-- REQUIRED WORK --
Which lines include the word "true"? Copy each of them.

-- ENTRIES SHOWN --
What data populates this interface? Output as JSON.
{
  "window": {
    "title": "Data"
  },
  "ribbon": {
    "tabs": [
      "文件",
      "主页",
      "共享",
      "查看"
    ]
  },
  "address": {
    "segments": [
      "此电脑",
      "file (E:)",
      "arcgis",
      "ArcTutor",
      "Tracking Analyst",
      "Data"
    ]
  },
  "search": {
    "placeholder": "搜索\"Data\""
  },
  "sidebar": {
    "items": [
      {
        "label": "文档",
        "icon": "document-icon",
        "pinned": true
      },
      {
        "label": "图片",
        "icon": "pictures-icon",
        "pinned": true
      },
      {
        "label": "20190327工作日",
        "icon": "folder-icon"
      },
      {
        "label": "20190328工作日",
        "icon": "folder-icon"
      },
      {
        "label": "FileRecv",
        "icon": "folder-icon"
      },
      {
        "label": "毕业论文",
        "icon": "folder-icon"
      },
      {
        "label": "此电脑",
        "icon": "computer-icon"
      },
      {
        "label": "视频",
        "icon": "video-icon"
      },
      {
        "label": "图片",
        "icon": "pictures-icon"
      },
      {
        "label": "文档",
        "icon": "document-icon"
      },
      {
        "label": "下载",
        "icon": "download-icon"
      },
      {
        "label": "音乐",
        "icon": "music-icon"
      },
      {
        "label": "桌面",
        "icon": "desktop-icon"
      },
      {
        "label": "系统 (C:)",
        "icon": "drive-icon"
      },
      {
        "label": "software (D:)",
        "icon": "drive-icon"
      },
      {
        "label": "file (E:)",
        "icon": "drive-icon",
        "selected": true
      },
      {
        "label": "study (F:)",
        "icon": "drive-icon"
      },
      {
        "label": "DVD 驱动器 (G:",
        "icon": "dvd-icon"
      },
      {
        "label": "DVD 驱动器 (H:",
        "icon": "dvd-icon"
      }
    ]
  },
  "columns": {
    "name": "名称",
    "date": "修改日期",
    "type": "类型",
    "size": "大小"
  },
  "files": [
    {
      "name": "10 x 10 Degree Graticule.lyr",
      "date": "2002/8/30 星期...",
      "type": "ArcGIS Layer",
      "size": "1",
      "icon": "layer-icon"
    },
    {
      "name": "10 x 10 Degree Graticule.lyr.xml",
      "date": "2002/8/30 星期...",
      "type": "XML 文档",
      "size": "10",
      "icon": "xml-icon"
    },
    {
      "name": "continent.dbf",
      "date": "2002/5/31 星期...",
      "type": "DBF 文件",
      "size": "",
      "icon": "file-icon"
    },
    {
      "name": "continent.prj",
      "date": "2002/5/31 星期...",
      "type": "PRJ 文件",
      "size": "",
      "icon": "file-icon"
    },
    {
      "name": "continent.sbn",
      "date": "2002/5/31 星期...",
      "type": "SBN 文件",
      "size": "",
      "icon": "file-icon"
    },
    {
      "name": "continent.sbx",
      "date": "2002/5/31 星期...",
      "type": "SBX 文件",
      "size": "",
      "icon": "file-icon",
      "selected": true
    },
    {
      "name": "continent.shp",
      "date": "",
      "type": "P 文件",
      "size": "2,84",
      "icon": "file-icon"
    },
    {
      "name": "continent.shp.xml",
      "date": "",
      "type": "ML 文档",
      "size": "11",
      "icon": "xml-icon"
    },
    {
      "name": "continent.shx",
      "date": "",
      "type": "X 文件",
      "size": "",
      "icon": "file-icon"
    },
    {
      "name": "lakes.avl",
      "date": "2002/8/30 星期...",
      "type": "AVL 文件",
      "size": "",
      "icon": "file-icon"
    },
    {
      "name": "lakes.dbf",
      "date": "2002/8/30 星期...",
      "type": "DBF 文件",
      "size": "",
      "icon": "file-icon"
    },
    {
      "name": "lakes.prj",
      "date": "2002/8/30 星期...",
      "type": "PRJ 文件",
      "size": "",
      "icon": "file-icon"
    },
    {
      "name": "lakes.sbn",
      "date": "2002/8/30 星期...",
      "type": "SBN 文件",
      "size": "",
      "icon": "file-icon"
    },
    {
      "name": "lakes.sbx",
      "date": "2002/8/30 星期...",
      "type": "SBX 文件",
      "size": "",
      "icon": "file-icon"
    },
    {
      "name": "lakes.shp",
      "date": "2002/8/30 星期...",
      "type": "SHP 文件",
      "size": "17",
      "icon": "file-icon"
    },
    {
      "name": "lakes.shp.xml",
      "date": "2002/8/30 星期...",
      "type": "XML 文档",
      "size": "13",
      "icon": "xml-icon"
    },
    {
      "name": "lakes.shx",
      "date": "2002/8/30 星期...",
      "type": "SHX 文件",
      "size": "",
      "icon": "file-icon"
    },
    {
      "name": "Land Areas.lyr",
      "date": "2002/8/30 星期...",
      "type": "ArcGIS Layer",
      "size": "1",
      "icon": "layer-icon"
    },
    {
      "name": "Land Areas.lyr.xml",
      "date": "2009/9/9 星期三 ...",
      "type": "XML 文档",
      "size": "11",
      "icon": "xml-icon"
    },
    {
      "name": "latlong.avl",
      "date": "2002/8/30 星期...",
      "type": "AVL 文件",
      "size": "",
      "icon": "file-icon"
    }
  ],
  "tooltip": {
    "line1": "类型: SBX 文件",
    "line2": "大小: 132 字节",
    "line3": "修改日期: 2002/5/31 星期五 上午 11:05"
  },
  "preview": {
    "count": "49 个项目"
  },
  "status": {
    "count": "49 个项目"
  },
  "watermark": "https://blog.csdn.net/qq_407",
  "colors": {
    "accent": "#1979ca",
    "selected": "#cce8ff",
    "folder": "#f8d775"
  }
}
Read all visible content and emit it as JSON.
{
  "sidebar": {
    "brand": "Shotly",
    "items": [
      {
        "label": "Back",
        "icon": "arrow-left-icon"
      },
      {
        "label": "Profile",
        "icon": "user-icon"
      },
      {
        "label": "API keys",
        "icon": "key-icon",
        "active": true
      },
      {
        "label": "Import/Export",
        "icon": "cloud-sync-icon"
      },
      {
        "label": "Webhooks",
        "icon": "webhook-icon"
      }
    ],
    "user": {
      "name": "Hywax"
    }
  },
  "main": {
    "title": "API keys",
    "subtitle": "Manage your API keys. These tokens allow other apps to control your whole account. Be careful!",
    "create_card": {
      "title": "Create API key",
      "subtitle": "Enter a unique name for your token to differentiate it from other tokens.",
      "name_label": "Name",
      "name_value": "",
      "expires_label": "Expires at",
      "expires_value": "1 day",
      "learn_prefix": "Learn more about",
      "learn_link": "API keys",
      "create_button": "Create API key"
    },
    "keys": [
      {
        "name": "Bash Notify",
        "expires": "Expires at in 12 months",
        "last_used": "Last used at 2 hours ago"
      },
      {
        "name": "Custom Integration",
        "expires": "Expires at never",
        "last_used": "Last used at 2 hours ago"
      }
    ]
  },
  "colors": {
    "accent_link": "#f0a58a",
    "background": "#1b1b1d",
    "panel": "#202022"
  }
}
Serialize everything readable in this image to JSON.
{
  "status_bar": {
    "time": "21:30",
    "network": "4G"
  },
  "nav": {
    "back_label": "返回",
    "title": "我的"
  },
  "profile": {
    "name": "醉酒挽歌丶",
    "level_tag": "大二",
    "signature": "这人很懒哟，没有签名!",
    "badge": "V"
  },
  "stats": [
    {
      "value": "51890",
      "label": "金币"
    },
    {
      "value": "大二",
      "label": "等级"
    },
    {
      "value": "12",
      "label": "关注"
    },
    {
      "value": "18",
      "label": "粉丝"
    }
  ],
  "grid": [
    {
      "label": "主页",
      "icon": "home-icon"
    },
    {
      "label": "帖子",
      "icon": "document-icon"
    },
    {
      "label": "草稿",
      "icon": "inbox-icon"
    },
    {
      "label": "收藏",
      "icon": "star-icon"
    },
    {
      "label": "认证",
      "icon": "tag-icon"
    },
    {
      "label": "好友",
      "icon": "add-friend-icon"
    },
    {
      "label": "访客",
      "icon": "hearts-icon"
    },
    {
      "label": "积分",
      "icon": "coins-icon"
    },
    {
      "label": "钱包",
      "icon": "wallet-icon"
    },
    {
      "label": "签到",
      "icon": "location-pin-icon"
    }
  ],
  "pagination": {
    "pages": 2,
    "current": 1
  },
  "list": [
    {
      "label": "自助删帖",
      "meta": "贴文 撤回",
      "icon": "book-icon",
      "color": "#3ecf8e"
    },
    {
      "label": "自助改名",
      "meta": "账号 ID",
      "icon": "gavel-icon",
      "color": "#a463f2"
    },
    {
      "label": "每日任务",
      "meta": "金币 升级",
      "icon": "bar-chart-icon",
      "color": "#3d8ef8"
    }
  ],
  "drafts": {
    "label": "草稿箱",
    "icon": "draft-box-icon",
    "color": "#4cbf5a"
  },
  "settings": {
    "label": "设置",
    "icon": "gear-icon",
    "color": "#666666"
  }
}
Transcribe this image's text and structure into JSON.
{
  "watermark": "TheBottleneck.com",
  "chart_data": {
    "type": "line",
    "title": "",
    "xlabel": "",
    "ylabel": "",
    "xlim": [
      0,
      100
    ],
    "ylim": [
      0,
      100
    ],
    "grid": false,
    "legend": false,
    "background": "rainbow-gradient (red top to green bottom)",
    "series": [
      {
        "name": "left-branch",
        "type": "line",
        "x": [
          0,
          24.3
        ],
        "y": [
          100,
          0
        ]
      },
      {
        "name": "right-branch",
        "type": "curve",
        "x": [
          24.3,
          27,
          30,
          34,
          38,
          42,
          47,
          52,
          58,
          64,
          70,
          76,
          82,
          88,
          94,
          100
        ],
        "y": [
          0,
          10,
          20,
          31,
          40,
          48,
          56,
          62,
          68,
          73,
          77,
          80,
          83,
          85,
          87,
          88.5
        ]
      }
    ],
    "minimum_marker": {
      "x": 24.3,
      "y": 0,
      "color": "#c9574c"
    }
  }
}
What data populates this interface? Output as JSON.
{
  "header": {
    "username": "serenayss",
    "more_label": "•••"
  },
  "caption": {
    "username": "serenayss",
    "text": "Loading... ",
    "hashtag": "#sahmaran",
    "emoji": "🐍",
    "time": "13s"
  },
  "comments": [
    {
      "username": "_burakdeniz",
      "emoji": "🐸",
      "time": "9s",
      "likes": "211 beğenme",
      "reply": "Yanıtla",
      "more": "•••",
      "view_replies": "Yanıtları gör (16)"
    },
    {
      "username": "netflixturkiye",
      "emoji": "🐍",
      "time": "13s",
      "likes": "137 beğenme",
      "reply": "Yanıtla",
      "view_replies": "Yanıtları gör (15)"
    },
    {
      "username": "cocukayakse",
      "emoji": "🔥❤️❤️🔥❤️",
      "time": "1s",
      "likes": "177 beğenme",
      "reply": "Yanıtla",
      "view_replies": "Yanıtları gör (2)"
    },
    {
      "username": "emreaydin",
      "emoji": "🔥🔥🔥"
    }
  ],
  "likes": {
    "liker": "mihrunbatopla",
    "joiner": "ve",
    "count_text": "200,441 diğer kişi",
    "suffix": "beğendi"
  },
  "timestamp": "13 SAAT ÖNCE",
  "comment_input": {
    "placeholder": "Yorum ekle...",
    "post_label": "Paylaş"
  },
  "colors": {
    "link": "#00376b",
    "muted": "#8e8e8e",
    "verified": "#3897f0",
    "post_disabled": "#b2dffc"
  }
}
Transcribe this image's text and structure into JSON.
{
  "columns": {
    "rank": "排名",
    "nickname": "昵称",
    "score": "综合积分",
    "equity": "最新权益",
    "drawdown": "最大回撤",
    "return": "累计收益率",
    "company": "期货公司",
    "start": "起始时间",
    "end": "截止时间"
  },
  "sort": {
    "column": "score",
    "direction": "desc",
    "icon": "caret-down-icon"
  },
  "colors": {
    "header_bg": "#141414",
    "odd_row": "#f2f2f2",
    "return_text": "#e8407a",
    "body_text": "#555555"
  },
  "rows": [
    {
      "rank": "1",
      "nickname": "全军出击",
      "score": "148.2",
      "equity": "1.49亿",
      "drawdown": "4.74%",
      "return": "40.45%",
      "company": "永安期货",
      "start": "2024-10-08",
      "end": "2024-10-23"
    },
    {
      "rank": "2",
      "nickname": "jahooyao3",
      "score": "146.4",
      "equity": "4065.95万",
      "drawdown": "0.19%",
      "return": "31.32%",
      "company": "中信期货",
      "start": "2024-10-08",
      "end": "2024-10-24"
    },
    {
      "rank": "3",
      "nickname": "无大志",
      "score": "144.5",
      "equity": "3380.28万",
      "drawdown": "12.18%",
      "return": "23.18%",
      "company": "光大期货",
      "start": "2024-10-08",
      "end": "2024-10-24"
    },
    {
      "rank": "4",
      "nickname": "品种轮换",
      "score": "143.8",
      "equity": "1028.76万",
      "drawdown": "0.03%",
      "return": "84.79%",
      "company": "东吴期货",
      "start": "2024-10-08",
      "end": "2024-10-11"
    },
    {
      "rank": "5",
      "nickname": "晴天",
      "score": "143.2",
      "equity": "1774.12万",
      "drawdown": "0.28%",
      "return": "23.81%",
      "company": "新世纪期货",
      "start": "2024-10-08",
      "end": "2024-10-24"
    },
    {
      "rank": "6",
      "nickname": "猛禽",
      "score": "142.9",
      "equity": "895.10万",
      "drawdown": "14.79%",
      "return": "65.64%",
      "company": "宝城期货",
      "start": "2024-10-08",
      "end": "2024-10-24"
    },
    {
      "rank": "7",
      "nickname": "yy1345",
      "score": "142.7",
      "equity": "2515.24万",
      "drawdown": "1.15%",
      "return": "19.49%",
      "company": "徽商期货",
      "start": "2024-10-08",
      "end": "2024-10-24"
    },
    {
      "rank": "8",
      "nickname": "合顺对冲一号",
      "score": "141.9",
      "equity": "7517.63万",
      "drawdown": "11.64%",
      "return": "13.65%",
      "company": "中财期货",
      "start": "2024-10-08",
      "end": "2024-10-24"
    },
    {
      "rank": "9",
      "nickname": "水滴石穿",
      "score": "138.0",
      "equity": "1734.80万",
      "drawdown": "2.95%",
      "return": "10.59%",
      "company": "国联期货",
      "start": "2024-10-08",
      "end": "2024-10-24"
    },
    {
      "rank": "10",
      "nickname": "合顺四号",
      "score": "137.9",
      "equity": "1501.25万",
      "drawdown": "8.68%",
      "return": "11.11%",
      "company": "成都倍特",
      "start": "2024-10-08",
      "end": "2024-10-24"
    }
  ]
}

-- EXERCISE RESPONSE --
        "pinned": true
        "pinned": true
        "selected": true
      "selected": true
        "active": true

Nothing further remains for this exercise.